___ Material for this exercise ___
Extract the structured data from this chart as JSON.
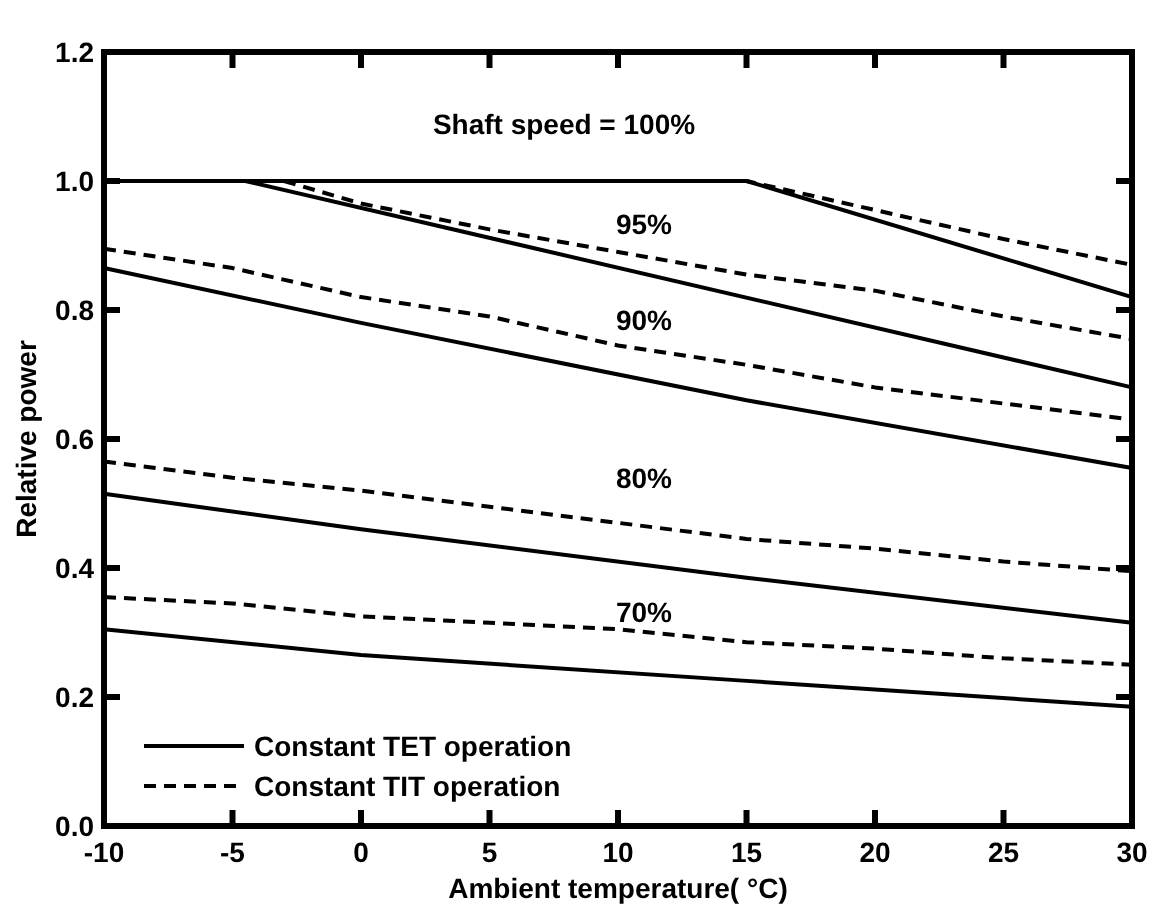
{
  "chart_data": {
    "type": "line",
    "xlabel": "Ambient temperature( °C)",
    "ylabel": "Relative power",
    "xlim": [
      -10,
      30
    ],
    "xticks": [
      -10,
      -5,
      0,
      5,
      10,
      15,
      20,
      25,
      30
    ],
    "ylim": [
      0,
      1.2
    ],
    "yticks": [
      {
        "value": 0,
        "label": "0.0"
      },
      {
        "value": 0.2,
        "label": "0.2"
      },
      {
        "value": 0.4,
        "label": "0.4"
      },
      {
        "value": 0.6,
        "label": "0.6"
      },
      {
        "value": 0.8,
        "label": "0.8"
      },
      {
        "value": 1.0,
        "label": "1.0"
      },
      {
        "value": 1.2,
        "label": "1.2"
      }
    ],
    "grid": false,
    "legend": "bottom left",
    "series": [
      {
        "name": "Constant TET operation",
        "color": "#000000",
        "line_style": "solid",
        "x": [
          -10,
          15,
          30
        ],
        "values": [
          1.0,
          1.0,
          0.82
        ]
      },
      {
        "name": "Constant TIT operation",
        "color": "#000000",
        "line_style": "dashed",
        "x": [
          -10,
          15,
          20,
          25,
          30
        ],
        "values": [
          1.0,
          1.0,
          0.955,
          0.91,
          0.87
        ]
      },
      {
        "color": "#000000",
        "line_style": "solid",
        "x": [
          -10,
          -4.5,
          30
        ],
        "values": [
          1.0,
          1.0,
          0.68
        ]
      },
      {
        "color": "#000000",
        "line_style": "dashed",
        "x": [
          -10,
          -3,
          0,
          5,
          10,
          15,
          20,
          25,
          30
        ],
        "values": [
          1.0,
          1.0,
          0.965,
          0.925,
          0.89,
          0.855,
          0.83,
          0.79,
          0.755
        ]
      },
      {
        "color": "#000000",
        "line_style": "solid",
        "x": [
          -10,
          0,
          15,
          30
        ],
        "values": [
          0.865,
          0.78,
          0.66,
          0.555
        ]
      },
      {
        "color": "#000000",
        "line_style": "dashed",
        "x": [
          -10,
          -5,
          0,
          5,
          10,
          15,
          20,
          25,
          30
        ],
        "values": [
          0.895,
          0.865,
          0.82,
          0.79,
          0.745,
          0.715,
          0.68,
          0.655,
          0.63
        ]
      },
      {
        "color": "#000000",
        "line_style": "solid",
        "x": [
          -10,
          0,
          15,
          30
        ],
        "values": [
          0.515,
          0.46,
          0.385,
          0.315
        ]
      },
      {
        "color": "#000000",
        "line_style": "dashed",
        "x": [
          -10,
          -5,
          0,
          5,
          10,
          15,
          20,
          25,
          30
        ],
        "values": [
          0.565,
          0.54,
          0.52,
          0.495,
          0.47,
          0.445,
          0.43,
          0.41,
          0.395
        ]
      },
      {
        "color": "#000000",
        "line_style": "solid",
        "x": [
          -10,
          0,
          15,
          30
        ],
        "values": [
          0.305,
          0.265,
          0.225,
          0.185
        ]
      },
      {
        "color": "#000000",
        "line_style": "dashed",
        "x": [
          -10,
          -5,
          0,
          5,
          10,
          15,
          20,
          25,
          30
        ],
        "values": [
          0.355,
          0.345,
          0.325,
          0.315,
          0.305,
          0.285,
          0.275,
          0.26,
          0.25
        ]
      }
    ],
    "annotations": [
      "Shaft speed = 100%",
      "95%",
      "90%",
      "80%",
      "70%"
    ]
  }
}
___
Directive
Reproduce the records verbatim, omitting all images they contain.

Answer to the task
Extract the structured data from this chart as JSON.
{
  "chart_data": {
    "type": "line",
    "xlabel": "Ambient temperature( °C)",
    "ylabel": "Relative power",
    "xlim": [
      -10,
      30
    ],
    "xticks": [
      -10,
      -5,
      0,
      5,
      10,
      15,
      20,
      25,
      30
    ],
    "ylim": [
      0,
      1.2
    ],
    "yticks": [
      {
        "value": 0,
        "label": "0.0"
      },
      {
        "value": 0.2,
        "label": "0.2"
      },
      {
        "value": 0.4,
        "label": "0.4"
      },
      {
        "value": 0.6,
        "label": "0.6"
      },
      {
        "value": 0.8,
        "label": "0.8"
      },
      {
        "value": 1.0,
        "label": "1.0"
      },
      {
        "value": 1.2,
        "label": "1.2"
      }
    ],
    "grid": false,
    "legend": "bottom left",
    "series": [
      {
        "name": "Constant TET operation",
        "color": "#000000",
        "line_style": "solid",
        "x": [
          -10,
          15,
          30
        ],
        "values": [
          1.0,
          1.0,
          0.82
        ]
      },
      {
        "name": "Constant TIT operation",
        "color": "#000000",
        "line_style": "dashed",
        "x": [
          -10,
          15,
          20,
          25,
          30
        ],
        "values": [
          1.0,
          1.0,
          0.955,
          0.91,
          0.87
        ]
      },
      {
        "color": "#000000",
        "line_style": "solid",
        "x": [
          -10,
          -4.5,
          30
        ],
        "values": [
          1.0,
          1.0,
          0.68
        ]
      },
      {
        "color": "#000000",
        "line_style": "dashed",
        "x": [
          -10,
          -3,
          0,
          5,
          10,
          15,
          20,
          25,
          30
        ],
        "values": [
          1.0,
          1.0,
          0.965,
          0.925,
          0.89,
          0.855,
          0.83,
          0.79,
          0.755
        ]
      },
      {
        "color": "#000000",
        "line_style": "solid",
        "x": [
          -10,
          0,
          15,
          30
        ],
        "values": [
          0.865,
          0.78,
          0.66,
          0.555
        ]
      },
      {
        "color": "#000000",
        "line_style": "dashed",
        "x": [
          -10,
          -5,
          0,
          5,
          10,
          15,
          20,
          25,
          30
        ],
        "values": [
          0.895,
          0.865,
          0.82,
          0.79,
          0.745,
          0.715,
          0.68,
          0.655,
          0.63
        ]
      },
      {
        "color": "#000000",
        "line_style": "solid",
        "x": [
          -10,
          0,
          15,
          30
        ],
        "values": [
          0.515,
          0.46,
          0.385,
          0.315
        ]
      },
      {
        "color": "#000000",
        "line_style": "dashed",
        "x": [
          -10,
          -5,
          0,
          5,
          10,
          15,
          20,
          25,
          30
        ],
        "values": [
          0.565,
          0.54,
          0.52,
          0.495,
          0.47,
          0.445,
          0.43,
          0.41,
          0.395
        ]
      },
      {
        "color": "#000000",
        "line_style": "solid",
        "x": [
          -10,
          0,
          15,
          30
        ],
        "values": [
          0.305,
          0.265,
          0.225,
          0.185
        ]
      },
      {
        "color": "#000000",
        "line_style": "dashed",
        "x": [
          -10,
          -5,
          0,
          5,
          10,
          15,
          20,
          25,
          30
        ],
        "values": [
          0.355,
          0.345,
          0.325,
          0.315,
          0.305,
          0.285,
          0.275,
          0.26,
          0.25
        ]
      }
    ],
    "annotations": [
      "Shaft speed = 100%",
      "95%",
      "90%",
      "80%",
      "70%"
    ]
  }
}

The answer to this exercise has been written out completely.